ISTRUZIONI:
1. Nel brano sulla sentenza del Tar, in quale data risulta depositata l'istanza della Parrocchia?
2. Per ciascuna affermazione, indica se concorda con il brano sulla sentenza del Tar e cita le parole del brano che lo stabiliscono. (a) Il Comune di Pomezia si era costituito in giudizio. (b) Secondo la Parrocchia, il silenzio-assenso si formava dopo sessanta giorni dal deposito dell'istanza. (c) L'amministrazione aveva mandato un preavviso di rigetto prima del diniego definitivo.
3. Estrai senza modifiche il passo del brano sulla sentenza del Tar che comincia con "I giudici, oltre" e prosegue fino a "permesso di costruire.".

ESTRATTO:
I giudici, oltre a decidere l’annullamento della determina, hanno stabilito che la stessa sorte dovrà avere “ogni altro atto presupposto, connesso e/o conseguenziale”.
La sentenza del Tar riepiloga i fatti, partendo – come esposto dalla stessa Parrocchia – dalla presentazione dell’istanza di permesso di costruire “per l’adeguamento, la riqualificazione e l’ampliamento dell’esistente complesso parrocchiale”.
L’amministrazione a 5 Stelle aveva però inviato un preavviso di rigetto e di seguito il diniego definitivo sulla richiesta di permesso di costruire.
Diniego che la Parrocchia contesta con un ricorso al Tar “proponendo un’articolata pluralità di censure di violazione di legge, anche sotto il profilo comunitario e costituzionale, ed eccesso di potere” a seguito del quale il Comune di Pomezia si era costituito in giudizio.
Secondo il parroco, il Comune voleva interferire troppo, visto che “sia la scelta, sia la realizzazione delle attrezzature pubbliche da realizzarsi sul lotto sarebbero demandate all’Amministrazione comunale”.
Per la Parrocchia c’era inoltre già stato il silenzio-assenso, “non essendo intervenuto alcun diniego nel termine di novanta giorni dal deposito dell’istanza, avvenuto il 24.6.2014; e comunque l’impossibilità di intendere la determina dirigenziale impugnata come atto avente un’indiretta funzione di annullamento d’ufficio del silenzio-assenso legittimamente formatosi”.
Il giudice, ha quindi appurato che “la presenza di attrezzature religiose è prevista dalla disposizione invocata; che tali attrezzature sono realizzabili anche mediante opere private di interesse pubblico; che la previsione del piano attuativo, nella parte in cui lascia esclusivamente in capo all’Amministrazione comunale la scelta e la realizzazione delle attrezzature, riguarda solo quelle pubbliche” in senso stretto e non “quelle private di interesse pubblico (rientranti tra le opere di urbanizzazione secondaria)” come gli edifici di culto e che “la normativa del piano in questione non prevede un riconoscimento al privato della potenzialità edificatoria da esso espressa con relativo trasferimento su altra area in cambio della cessione gratuita dell’area alla P.A.”.

Annotazioni degli elementi di layout:
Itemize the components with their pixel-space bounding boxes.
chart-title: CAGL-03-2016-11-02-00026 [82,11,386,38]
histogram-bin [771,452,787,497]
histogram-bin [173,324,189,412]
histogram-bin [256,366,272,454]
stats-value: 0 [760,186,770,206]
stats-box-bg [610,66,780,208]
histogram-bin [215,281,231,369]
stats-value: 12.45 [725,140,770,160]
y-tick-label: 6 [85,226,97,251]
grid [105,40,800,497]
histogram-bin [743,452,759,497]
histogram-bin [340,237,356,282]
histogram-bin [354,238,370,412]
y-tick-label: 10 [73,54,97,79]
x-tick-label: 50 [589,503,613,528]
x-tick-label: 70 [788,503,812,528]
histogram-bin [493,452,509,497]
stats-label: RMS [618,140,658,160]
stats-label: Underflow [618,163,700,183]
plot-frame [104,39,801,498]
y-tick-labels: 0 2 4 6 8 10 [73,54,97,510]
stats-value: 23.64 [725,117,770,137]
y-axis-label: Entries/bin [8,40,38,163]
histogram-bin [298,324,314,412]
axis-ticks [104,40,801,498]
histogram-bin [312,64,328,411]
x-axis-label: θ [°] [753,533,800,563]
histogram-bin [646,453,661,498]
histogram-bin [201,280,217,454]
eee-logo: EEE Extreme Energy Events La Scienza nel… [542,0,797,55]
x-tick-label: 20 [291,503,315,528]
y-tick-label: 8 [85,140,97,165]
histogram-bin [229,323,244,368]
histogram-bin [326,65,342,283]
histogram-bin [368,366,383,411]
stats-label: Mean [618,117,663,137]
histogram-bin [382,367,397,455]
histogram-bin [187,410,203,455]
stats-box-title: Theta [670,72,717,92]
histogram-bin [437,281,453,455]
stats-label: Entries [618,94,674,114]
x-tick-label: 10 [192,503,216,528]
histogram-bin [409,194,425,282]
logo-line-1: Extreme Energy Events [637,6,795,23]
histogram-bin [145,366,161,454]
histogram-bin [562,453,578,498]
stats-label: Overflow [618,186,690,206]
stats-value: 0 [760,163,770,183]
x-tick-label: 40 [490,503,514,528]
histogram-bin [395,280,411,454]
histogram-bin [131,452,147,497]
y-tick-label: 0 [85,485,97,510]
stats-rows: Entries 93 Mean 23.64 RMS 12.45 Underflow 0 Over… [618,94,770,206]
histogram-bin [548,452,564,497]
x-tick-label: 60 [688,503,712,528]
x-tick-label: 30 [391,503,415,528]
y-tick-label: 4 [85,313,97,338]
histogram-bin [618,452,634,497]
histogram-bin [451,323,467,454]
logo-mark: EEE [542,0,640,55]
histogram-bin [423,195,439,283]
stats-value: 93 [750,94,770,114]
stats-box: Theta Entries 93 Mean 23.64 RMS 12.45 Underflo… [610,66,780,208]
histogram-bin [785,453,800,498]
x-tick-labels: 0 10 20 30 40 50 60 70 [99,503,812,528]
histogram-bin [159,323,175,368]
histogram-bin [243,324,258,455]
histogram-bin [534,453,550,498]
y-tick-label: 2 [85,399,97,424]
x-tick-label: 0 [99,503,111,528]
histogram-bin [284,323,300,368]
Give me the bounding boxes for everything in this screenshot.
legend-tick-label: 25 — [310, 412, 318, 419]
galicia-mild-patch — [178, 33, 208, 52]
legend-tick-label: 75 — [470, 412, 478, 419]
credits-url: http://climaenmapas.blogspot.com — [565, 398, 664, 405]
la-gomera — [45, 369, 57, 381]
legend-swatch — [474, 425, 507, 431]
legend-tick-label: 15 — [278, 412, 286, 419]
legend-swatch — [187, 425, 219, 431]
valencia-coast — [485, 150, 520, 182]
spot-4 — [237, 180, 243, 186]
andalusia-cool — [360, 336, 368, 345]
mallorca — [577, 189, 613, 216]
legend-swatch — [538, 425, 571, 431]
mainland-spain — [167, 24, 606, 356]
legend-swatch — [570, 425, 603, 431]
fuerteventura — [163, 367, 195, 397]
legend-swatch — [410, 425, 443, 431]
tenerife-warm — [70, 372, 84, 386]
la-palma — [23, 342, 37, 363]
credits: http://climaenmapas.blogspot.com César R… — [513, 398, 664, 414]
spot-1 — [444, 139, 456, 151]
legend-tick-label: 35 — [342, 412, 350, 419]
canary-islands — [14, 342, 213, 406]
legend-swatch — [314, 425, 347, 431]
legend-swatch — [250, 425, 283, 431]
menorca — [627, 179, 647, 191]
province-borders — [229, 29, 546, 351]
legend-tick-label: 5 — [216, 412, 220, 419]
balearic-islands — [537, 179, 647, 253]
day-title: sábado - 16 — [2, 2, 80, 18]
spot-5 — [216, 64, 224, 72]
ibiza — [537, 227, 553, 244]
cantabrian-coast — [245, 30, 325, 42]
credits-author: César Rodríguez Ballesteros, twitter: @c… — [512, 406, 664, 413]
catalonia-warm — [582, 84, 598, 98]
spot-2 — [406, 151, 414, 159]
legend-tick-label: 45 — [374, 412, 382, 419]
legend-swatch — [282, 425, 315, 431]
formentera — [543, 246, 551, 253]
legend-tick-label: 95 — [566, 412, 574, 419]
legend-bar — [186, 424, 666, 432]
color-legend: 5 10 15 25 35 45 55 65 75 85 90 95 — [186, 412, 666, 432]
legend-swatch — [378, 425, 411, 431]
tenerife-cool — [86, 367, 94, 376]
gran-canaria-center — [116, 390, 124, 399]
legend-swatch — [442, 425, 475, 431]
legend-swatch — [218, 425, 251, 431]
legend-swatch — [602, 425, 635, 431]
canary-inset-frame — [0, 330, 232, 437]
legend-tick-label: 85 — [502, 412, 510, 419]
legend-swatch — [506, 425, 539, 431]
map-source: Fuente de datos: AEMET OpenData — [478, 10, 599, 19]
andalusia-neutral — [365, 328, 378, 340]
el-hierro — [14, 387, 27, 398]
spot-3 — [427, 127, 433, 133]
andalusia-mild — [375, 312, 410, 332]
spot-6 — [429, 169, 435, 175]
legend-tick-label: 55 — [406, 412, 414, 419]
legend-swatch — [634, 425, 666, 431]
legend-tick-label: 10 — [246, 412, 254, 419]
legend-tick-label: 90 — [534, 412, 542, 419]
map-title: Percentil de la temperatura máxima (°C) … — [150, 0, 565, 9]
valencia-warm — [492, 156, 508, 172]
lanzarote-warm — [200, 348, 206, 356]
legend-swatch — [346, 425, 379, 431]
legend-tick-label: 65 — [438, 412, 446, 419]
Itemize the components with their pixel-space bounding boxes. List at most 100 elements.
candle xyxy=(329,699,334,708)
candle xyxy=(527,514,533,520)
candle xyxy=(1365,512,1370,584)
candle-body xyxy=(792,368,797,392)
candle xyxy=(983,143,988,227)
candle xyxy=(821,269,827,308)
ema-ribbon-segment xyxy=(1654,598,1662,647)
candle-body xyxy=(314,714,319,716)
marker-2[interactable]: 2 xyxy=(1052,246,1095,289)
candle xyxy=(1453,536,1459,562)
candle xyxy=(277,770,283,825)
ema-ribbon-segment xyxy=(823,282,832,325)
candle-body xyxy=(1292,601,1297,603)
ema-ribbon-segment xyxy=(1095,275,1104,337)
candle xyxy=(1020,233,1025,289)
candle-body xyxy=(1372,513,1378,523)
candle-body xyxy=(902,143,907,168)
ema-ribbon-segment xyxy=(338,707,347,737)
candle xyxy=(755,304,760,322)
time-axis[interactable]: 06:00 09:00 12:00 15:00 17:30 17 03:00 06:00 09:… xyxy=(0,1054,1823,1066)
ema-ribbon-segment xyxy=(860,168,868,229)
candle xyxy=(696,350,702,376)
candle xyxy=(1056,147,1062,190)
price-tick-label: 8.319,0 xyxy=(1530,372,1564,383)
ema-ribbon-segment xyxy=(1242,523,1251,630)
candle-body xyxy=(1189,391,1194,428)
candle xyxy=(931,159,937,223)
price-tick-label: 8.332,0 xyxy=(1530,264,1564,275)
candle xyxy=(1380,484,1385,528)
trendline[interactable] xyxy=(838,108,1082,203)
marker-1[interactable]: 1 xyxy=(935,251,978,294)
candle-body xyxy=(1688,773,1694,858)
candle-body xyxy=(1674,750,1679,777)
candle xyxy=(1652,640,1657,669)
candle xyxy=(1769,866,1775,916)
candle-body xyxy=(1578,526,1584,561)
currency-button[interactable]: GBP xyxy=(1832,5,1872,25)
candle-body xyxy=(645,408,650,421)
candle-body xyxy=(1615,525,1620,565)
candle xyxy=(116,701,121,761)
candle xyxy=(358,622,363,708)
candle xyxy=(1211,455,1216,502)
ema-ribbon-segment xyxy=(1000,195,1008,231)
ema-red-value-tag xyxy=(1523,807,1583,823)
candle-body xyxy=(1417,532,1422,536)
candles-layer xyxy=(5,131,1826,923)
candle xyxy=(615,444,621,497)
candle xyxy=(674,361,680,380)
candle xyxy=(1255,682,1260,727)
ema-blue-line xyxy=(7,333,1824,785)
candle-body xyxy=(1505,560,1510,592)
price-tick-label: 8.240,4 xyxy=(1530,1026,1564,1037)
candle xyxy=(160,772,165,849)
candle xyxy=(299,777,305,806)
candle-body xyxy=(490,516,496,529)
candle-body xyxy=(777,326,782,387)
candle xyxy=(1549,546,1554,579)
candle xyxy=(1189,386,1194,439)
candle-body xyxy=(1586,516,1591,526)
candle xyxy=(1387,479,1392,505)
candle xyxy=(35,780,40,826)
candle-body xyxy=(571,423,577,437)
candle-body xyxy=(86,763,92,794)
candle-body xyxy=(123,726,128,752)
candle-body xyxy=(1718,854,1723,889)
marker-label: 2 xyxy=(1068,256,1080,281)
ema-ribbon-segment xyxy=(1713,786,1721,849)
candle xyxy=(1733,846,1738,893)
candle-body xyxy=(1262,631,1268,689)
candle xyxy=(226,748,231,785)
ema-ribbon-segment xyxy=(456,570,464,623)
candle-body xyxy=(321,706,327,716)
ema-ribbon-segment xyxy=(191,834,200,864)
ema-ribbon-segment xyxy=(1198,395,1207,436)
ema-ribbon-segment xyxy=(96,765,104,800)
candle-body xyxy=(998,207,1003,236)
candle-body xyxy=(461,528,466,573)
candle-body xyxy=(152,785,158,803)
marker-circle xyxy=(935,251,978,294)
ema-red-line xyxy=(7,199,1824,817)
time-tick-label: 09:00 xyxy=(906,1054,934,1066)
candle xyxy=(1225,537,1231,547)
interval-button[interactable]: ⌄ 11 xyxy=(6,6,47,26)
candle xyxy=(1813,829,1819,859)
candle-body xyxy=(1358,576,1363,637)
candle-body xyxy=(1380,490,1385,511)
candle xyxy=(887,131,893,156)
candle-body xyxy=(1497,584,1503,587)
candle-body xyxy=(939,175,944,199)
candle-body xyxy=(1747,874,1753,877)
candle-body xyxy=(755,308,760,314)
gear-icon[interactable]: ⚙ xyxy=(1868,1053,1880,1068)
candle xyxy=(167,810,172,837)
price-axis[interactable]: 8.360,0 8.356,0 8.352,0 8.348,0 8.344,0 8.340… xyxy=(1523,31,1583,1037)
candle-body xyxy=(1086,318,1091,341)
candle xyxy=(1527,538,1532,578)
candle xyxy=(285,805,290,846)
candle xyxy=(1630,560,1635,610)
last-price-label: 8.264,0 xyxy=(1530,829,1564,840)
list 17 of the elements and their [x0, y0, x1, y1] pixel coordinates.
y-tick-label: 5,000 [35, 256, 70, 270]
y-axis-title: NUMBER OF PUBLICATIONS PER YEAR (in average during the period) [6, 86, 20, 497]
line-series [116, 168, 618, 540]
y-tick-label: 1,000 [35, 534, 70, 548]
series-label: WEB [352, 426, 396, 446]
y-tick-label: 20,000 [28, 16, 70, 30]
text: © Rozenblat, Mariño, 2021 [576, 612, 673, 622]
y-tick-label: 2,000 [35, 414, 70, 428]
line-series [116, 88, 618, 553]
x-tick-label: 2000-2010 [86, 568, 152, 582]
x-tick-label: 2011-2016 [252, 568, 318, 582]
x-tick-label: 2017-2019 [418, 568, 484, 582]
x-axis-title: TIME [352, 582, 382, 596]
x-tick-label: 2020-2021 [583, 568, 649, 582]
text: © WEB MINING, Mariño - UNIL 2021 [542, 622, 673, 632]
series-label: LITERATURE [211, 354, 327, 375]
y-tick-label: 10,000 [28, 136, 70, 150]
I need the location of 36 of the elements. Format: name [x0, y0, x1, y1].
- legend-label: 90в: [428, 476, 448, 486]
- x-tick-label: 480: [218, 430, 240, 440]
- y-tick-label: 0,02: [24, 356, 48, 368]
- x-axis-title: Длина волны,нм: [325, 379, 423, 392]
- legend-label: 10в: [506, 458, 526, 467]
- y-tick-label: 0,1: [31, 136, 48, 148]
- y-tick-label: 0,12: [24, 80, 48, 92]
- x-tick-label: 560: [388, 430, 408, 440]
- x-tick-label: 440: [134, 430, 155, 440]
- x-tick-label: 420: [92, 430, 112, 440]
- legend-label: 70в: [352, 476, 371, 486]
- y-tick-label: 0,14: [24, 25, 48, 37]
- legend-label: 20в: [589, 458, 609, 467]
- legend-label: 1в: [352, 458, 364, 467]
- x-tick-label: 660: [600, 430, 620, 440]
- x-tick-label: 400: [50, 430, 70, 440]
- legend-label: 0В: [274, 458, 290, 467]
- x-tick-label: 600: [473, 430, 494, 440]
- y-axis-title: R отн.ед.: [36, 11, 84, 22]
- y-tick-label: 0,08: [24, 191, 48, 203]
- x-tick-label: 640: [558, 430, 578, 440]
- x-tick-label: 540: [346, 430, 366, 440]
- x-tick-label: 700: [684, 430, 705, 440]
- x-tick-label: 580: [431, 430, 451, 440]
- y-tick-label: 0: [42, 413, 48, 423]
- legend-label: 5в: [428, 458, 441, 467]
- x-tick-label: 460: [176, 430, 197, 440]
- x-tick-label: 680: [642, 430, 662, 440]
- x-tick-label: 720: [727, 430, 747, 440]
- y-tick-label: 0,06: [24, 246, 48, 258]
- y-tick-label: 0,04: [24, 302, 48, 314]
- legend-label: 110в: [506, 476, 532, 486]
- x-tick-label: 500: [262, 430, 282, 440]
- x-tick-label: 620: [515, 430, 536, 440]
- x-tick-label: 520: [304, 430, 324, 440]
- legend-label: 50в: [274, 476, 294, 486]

RISPOSTE COMPLETE:
1. Il 24 giugno 2014.

2.
(a) Sì: «il Comune di Pomezia si era costituito in giudizio».
(b) No: «nel termine di novanta giorni dal deposito dell’istanza».
(c) Sì: «aveva però inviato un preavviso di rigetto e di seguito il diniego definitivo».

3.
I giudici, oltre a decidere l’annullamento della determina, hanno stabilito che la stessa sorte dovrà avere “ogni altro atto presupposto, connesso e/o conseguenziale”.
La sentenza del Tar riepiloga i fatti, partendo – come esposto dalla stessa Parrocchia – dalla presentazione dell’istanza di permesso di costruire “per l’adeguamento, la riqualificazione e l’ampliamento dell’esistente complesso parrocchiale”.
L’amministrazione a 5 Stelle aveva però inviato un preavviso di rigetto e di seguito il diniego definitivo sulla richiesta di permesso di costruire.